Figure dataset records —

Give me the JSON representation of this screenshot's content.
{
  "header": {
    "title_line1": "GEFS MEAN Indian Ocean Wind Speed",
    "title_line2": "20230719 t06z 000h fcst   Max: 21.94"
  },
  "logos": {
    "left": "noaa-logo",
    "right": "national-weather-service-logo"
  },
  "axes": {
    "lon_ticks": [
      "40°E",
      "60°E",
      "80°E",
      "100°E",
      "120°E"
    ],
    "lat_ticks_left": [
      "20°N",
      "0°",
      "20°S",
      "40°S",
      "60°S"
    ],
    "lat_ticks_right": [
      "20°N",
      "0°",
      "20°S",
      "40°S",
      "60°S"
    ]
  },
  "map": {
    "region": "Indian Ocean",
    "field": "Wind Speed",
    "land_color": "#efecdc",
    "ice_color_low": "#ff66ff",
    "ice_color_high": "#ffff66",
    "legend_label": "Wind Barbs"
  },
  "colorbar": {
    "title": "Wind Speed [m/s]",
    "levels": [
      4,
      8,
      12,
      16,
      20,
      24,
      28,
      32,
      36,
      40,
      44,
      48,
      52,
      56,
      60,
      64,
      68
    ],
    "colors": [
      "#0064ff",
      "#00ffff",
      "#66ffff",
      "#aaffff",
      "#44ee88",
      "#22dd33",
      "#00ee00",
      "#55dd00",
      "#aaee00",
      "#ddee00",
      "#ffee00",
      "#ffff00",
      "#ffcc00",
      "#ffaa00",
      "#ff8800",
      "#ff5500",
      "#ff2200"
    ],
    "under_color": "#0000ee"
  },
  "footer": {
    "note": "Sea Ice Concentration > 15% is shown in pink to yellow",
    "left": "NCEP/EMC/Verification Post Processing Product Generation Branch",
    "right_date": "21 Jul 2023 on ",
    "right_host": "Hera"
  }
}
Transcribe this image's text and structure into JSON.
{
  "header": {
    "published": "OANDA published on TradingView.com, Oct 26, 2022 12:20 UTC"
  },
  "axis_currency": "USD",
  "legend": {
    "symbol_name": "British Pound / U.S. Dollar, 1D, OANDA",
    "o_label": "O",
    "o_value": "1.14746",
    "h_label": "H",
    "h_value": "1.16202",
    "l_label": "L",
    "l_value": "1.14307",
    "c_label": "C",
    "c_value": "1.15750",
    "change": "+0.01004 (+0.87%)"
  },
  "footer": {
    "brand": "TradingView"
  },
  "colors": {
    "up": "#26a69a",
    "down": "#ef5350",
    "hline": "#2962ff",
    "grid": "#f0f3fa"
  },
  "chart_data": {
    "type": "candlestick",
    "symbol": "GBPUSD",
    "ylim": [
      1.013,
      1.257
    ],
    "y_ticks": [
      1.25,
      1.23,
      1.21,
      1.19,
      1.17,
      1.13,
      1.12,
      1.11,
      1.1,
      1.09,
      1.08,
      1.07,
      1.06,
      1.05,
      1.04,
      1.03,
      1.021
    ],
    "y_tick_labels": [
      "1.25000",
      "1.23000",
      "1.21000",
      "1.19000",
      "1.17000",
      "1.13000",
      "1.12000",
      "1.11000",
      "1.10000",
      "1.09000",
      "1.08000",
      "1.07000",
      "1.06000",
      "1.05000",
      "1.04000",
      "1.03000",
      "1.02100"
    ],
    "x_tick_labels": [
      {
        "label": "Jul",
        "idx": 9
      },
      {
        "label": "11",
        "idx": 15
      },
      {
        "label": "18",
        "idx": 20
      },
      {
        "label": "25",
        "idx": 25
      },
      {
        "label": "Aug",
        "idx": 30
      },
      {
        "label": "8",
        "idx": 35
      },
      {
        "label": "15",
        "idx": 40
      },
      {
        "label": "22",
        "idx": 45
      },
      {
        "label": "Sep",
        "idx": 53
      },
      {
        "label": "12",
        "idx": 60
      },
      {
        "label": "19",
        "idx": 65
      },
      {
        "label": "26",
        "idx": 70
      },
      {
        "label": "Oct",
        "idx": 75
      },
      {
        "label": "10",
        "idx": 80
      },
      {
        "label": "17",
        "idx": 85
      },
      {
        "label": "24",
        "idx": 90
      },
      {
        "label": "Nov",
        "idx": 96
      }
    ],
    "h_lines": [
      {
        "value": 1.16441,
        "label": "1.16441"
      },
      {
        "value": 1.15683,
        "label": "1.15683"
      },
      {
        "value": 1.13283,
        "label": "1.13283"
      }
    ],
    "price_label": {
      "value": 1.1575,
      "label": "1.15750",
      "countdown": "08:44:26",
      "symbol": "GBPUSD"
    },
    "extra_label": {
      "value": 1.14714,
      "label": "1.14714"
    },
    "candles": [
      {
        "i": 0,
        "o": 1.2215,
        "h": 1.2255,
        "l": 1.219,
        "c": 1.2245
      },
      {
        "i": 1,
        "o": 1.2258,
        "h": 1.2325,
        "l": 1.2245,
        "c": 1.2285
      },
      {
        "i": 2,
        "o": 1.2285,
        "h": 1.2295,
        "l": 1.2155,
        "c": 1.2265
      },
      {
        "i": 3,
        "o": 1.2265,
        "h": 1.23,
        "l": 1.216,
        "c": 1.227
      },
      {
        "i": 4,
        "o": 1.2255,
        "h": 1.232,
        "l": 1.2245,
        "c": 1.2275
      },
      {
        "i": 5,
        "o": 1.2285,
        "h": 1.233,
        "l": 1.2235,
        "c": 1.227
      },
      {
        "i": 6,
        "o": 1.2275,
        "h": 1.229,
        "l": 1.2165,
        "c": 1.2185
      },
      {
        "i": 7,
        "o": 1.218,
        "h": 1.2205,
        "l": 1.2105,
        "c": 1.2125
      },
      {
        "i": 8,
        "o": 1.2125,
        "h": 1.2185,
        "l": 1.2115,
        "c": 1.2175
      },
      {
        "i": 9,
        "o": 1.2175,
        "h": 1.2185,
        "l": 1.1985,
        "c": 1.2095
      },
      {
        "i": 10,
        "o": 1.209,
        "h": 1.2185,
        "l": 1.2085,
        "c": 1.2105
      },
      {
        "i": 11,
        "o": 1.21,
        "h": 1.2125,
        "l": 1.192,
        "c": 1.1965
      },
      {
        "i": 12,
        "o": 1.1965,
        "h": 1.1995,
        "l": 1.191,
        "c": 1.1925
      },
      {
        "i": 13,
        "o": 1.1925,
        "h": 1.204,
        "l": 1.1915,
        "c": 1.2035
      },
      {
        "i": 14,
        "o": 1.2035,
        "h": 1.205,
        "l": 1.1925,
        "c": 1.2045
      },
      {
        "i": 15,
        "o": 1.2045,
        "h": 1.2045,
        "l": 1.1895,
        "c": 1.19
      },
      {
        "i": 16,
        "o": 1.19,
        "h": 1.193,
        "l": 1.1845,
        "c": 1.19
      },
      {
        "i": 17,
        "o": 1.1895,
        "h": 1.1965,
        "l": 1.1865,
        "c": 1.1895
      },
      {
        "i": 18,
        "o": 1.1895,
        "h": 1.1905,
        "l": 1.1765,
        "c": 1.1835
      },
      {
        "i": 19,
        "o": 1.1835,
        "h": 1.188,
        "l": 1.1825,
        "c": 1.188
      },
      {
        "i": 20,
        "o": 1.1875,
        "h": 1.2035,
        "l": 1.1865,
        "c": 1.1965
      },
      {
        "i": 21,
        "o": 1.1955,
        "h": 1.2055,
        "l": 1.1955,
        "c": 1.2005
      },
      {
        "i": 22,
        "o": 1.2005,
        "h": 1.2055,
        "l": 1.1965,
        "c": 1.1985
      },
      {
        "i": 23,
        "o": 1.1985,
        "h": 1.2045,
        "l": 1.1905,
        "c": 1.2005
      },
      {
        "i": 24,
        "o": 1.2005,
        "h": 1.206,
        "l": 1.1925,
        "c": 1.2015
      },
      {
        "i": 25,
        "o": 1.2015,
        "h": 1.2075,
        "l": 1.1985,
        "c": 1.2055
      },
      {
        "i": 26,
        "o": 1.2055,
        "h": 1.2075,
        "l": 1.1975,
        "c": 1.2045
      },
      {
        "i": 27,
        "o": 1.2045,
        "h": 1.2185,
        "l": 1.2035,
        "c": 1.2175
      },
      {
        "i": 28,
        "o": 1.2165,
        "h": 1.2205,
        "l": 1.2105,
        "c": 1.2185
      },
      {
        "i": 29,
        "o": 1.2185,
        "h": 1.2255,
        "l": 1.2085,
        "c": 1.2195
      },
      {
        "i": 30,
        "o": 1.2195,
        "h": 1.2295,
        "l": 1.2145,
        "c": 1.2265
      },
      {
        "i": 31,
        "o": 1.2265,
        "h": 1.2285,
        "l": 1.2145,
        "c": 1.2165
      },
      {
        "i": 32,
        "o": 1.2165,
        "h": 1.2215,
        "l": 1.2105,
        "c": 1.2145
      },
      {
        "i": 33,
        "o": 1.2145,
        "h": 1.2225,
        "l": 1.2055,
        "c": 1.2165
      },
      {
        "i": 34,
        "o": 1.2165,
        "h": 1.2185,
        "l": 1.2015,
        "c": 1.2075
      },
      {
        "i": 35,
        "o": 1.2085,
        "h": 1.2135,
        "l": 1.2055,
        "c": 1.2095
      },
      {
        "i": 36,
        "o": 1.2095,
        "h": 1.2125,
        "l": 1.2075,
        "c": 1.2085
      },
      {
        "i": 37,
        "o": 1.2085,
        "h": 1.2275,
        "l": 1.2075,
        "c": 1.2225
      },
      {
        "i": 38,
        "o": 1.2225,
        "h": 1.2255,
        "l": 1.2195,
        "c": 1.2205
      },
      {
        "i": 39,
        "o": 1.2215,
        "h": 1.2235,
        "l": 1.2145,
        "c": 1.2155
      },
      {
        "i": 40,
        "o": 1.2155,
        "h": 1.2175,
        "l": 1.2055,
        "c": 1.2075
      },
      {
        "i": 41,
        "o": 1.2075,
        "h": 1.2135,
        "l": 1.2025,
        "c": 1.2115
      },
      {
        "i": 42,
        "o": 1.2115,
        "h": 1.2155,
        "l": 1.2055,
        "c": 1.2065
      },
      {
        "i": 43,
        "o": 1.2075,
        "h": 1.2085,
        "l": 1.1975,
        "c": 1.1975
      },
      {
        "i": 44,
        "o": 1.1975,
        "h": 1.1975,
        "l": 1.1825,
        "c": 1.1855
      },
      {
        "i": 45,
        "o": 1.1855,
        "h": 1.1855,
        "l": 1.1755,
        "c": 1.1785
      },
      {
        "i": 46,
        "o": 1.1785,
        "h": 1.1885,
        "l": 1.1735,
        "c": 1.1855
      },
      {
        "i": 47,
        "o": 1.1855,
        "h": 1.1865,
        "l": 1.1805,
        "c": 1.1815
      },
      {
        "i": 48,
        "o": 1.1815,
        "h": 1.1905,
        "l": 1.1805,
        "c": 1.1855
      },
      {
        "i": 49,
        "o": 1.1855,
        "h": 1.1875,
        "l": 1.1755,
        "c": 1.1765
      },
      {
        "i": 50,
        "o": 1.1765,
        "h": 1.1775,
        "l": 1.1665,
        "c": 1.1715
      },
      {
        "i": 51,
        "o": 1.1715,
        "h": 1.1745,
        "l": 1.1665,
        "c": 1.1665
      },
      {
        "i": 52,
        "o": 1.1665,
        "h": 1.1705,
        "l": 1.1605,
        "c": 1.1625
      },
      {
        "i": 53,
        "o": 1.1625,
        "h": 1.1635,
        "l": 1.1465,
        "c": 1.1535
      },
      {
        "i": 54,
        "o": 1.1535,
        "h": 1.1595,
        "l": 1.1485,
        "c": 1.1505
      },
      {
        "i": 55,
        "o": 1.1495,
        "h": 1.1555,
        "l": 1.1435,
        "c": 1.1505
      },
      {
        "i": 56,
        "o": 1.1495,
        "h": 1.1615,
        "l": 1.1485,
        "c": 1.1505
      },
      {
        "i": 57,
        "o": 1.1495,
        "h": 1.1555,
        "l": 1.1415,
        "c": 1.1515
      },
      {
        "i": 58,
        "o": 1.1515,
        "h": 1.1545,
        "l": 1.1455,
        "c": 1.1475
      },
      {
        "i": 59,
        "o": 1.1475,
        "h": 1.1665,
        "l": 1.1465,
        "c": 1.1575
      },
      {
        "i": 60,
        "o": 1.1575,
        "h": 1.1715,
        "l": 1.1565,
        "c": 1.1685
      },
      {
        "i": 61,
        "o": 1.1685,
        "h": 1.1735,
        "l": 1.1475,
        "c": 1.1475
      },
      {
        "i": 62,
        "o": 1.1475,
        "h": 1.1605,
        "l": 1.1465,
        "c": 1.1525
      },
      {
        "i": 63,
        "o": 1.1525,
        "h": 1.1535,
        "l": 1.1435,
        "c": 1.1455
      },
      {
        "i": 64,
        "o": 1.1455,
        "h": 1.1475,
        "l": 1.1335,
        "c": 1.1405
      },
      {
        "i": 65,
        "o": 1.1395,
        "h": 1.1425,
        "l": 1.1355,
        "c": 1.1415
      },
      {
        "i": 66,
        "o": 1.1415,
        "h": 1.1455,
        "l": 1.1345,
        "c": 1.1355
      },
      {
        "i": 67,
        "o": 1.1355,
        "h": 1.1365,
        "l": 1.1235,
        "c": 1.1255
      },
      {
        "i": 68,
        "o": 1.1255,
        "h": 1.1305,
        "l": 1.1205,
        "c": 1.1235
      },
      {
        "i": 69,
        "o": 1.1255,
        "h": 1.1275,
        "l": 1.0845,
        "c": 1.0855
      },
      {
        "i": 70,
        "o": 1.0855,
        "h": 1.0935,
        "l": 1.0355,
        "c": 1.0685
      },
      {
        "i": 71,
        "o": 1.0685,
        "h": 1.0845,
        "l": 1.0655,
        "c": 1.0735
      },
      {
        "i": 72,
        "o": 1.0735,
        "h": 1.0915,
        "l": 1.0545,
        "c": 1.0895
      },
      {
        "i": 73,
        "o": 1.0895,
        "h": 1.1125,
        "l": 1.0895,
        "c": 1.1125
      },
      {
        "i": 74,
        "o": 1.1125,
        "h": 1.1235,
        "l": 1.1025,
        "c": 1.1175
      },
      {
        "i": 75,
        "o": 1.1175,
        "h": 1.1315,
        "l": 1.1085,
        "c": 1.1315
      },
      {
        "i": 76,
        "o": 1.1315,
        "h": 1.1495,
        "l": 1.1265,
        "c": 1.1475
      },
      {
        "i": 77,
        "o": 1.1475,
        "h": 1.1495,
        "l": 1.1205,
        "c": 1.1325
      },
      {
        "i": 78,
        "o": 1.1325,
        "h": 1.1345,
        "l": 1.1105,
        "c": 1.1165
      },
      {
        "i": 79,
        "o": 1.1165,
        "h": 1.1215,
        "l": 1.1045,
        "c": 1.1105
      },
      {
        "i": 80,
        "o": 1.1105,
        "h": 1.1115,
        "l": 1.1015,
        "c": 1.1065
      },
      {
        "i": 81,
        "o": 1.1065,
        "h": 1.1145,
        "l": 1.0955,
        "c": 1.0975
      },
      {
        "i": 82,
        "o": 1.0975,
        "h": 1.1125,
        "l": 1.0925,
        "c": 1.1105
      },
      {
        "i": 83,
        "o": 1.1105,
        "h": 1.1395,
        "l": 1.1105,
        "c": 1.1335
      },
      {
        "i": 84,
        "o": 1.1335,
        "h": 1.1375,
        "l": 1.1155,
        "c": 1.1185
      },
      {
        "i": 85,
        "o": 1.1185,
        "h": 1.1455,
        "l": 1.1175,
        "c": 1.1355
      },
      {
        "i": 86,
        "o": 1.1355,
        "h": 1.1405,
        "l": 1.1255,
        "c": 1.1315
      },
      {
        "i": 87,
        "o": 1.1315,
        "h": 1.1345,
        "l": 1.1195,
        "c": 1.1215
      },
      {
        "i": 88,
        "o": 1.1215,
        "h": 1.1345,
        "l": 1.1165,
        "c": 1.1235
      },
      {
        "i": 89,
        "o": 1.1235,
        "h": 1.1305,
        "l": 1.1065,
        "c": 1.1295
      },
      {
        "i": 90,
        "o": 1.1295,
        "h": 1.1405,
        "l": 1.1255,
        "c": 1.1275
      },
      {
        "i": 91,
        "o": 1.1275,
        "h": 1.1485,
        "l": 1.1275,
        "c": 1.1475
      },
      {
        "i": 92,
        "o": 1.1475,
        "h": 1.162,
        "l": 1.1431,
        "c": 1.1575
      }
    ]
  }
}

Work to do —
Return only those lines of the records that contain the string "Wind".

Exercise response —
    "title_line1": "GEFS MEAN Indian Ocean Wind Speed",
    "field": "Wind Speed",
    "legend_label": "Wind Barbs"
    "title": "Wind Speed [m/s]",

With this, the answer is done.